— BEGIN —

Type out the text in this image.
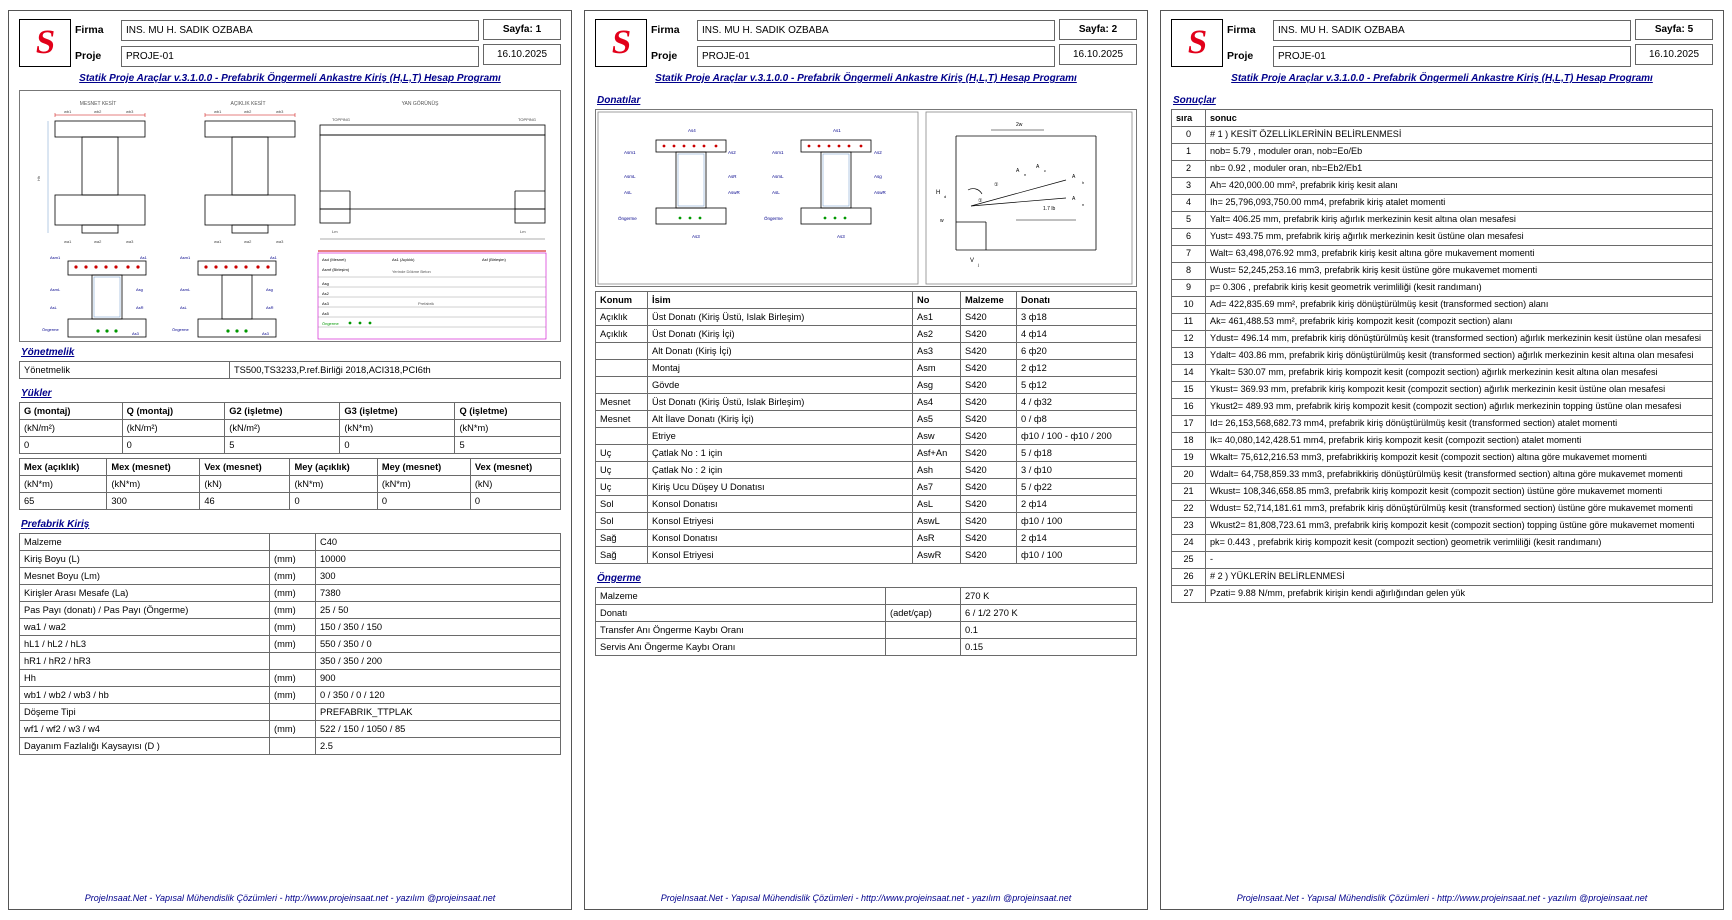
S Firma	INS. MU H. SADIK OZBABA
Proje	PROJE-01
Sayfa: 1
16.10.2025
Statik Proje Araçlar v.3.1.0.0 - Prefabrik Öngermeli Ankastre Kiriş (H,L,T) Hesap Programı
MESNET KESİT	AÇIKLIK KESİT	YAN GÖRÜNÜŞ
wb1	wb2	wb3
wa1	wa2	wa3
Hh
wb1	wb2	wb3
wa1	wa2	wa3
TOPPING
Lm	Lm
TOPPING
Asm1	As1
AsmL	Asg
AsL	AsR
Öngerme
As3
Asm1	As1
AsmL	Asg
AsL	AsR
Öngerme
As3
Asd (Mesnet)	As1 (Açıklık)	Asf (Birleşim)
Asmf (Birleşim)	Yerinde Dökme Beton
Asg
As2
As3
As5
Prefabrik
Öngerme
Yönetmelik
Yönetmelik	TS500,TS3233,P.ref.Birliği 2018,ACI318,PCI6th
Yükler
G (montaj)	Q (montaj)	G2 (işletme)	G3 (işletme)	Q (işletme)
(kN/m²)	(kN/m²)	(kN/m²)	(kN*m)	(kN*m)
0	0	5	0	5
Mex (açıklık)	Mex (mesnet)	Vex (mesnet)	Mey (açıklık)	Mey (mesnet)	Vex (mesnet)
(kN*m)	(kN*m)	(kN)	(kN*m)	(kN*m)	(kN)
65	300	46	0	0	0
Prefabrik Kiriş
Malzeme		C40
Kiriş Boyu (L)	(mm)	10000
Mesnet Boyu (Lm)	(mm)	300
Kirişler Arası Mesafe (La)	(mm)	7380
Pas Payı (donatı) / Pas Payı (Öngerme)	(mm)	25 / 50
wa1 / wa2	(mm)	150 / 350 / 150
hL1 / hL2 / hL3	(mm)	550 / 350 / 0
hR1 / hR2 / hR3		350 / 350 / 200
Hh	(mm)	900
wb1 / wb2 / wb3 / hb	(mm)	0 / 350 / 0 / 120
Döşeme Tipi		PREFABRIK_TTPLAK
wf1 / wf2 / w3 / w4	(mm)	522 / 150 / 1050 / 85
Dayanım Fazlalığı Kaysayısı (D )		2.5
ProjeInsaat.Net - Yapısal Mühendislik Çözümleri - http://www.projeinsaat.net - yazılım @projeinsaat.net
S Firma	INS. MU H. SADIK OZBABA
Proje	PROJE-01
Sayfa: 2
16.10.2025
Statik Proje Araçlar v.3.1.0.0 - Prefabrik Öngermeli Ankastre Kiriş (H,L,T) Hesap Programı
Donatılar
As4
Asm1	As2
AsmL	AsR
AsL	AswR
Öngerme
As3
As1
Asm1	As2
AsmL	Asg
AsL	AswR
Öngerme
As3
2w
1.7 lb
A
h
A
n
A
n
A
c
H
d
w
V
j
①
①
Konum	İsim	No	Malzeme	Donatı
Açıklık	Üst Donatı (Kiriş Üstü, Islak Birleşim)	As1	S420	3 ф18
Açıklık	Üst Donatı (Kiriş İçi)	As2	S420	4 ф14
	Alt Donatı (Kiriş İçi)	As3	S420	6 ф20
	Montaj	Asm	S420	2 ф12
	Gövde	Asg	S420	5 ф12
Mesnet	Üst Donatı (Kiriş Üstü, Islak Birleşim)	As4	S420	4 / ф32
Mesnet	Alt İlave Donatı (Kiriş İçi)	As5	S420	0 / ф8
	Etriye	Asw	S420	ф10 / 100 - ф10 / 200
Uç	Çatlak No : 1 için	Asf+An	S420	5 / ф18
Uç	Çatlak No : 2 için	Ash	S420	3 / ф10
Uç	Kiriş Ucu Düşey U Donatısı	As7	S420	5 / ф22
Sol	Konsol Donatısı	AsL	S420	2 ф14
Sol	Konsol Etriyesi	AswL	S420	ф10 / 100
Sağ	Konsol Donatısı	AsR	S420	2 ф14
Sağ	Konsol Etriyesi	AswR	S420	ф10 / 100
Öngerme
Malzeme		270 K
Donatı	(adet/çap)	6 / 1/2 270 K
Transfer Anı Öngerme Kaybı Oranı		0.1
Servis Anı Öngerme Kaybı Oranı		0.15
ProjeInsaat.Net - Yapısal Mühendislik Çözümleri - http://www.projeinsaat.net - yazılım @projeinsaat.net
S Firma	INS. MU H. SADIK OZBABA
Proje	PROJE-01
Sayfa: 5
16.10.2025
Statik Proje Araçlar v.3.1.0.0 - Prefabrik Öngermeli Ankastre Kiriş (H,L,T) Hesap Programı
Sonuçlar
sıra	sonuc
0	# 1 ) KESİT ÖZELLİKLERİNİN BELİRLENMESİ
1	nob= 5.79 , moduler oran, nob=Eo/Eb
2	nb= 0.92 , moduler oran, nb=Eb2/Eb1
3	Ah= 420,000.00 mm², prefabrik kiriş kesit alanı
4	Ih= 25,796,093,750.00 mm4, prefabrik kiriş atalet momenti
5	Yalt= 406.25 mm, prefabrik kiriş ağırlık merkezinin kesit altına olan mesafesi
6	Yust= 493.75 mm, prefabrik kiriş ağırlık merkezinin kesit üstüne olan mesafesi
7	Walt= 63,498,076.92 mm3, prefabrik kiriş kesit altına göre mukavement momenti
8	Wust= 52,245,253.16 mm3, prefabrik kiriş kesit üstüne göre mukavemet momenti
9	p= 0.306 , prefabrik kiriş kesit geometrik verimliliği (kesit randımanı)
10	Ad= 422,835.69 mm², prefabrik kiriş dönüştürülmüş kesit (transformed section) alanı
11	Ak= 461,488.53 mm², prefabrik kiriş kompozit kesit (compozit section) alanı
12	Ydust= 496.14 mm, prefabrik kiriş dönüştürülmüş kesit (transformed section) ağırlık merkezinin kesit üstüne olan mesafesi
13	Ydalt= 403.86 mm, prefabrik kiriş dönüştürülmüş kesit (transformed section) ağırlık merkezinin kesit altına olan mesafesi
14	Ykalt= 530.07 mm, prefabrik kiriş kompozit kesit (compozit section) ağırlık merkezinin kesit altına olan mesafesi
15	Ykust= 369.93 mm, prefabrik kiriş kompozit kesit (compozit section) ağırlık merkezinin kesit üstüne olan mesafesi
16	Ykust2= 489.93 mm, prefabrik kiriş kompozit kesit (compozit section) ağırlık merkezinin topping üstüne olan mesafesi
17	Id= 26,153,568,682.73 mm4, prefabrik kiriş dönüştürülmüş kesit (transformed section) atalet momenti
18	Ik= 40,080,142,428.51 mm4, prefabrik kiriş kompozit kesit (compozit section) atalet momenti
19	Wkalt= 75,612,216.53 mm3, prefabrikkiriş kompozit kesit (compozit section) altına göre mukavemet momenti
20	Wdalt= 64,758,859.33 mm3, prefabrikkiriş dönüştürülmüş kesit (transformed section) altına göre mukavemet momenti
21	Wkust= 108,346,658.85 mm3, prefabrik kiriş kompozit kesit (compozit section) üstüne göre mukavemet momenti
22	Wdust= 52,714,181.61 mm3, prefabrik kiriş dönüştürülmüş kesit (transformed section) üstüne göre mukavemet momenti
23	Wkust2= 81,808,723.61 mm3, prefabrik kiriş kompozit kesit (compozit section) topping üstüne göre mukavemet momenti
24	pk= 0.443 , prefabrik kiriş kompozit kesit (compozit section) geometrik verimliliği (kesit randımanı)
25	-
26	# 2 ) YÜKLERİN BELİRLENMESİ
27	Pzati= 9.88 N/mm, prefabrik kirişin kendi ağırlığından gelen yük
ProjeInsaat.Net - Yapısal Mühendislik Çözümleri - http://www.projeinsaat.net - yazılım @projeinsaat.net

— END —

* [Exercise] Copy each line above containing the string "verimliliği".

* [Task answer]
9	p= 0.306 , prefabrik kiriş kesit geometrik verimliliği (kesit randımanı)
24	pk= 0.443 , prefabrik kiriş kompozit kesit (compozit section) geometrik verimliliği (kesit randımanı)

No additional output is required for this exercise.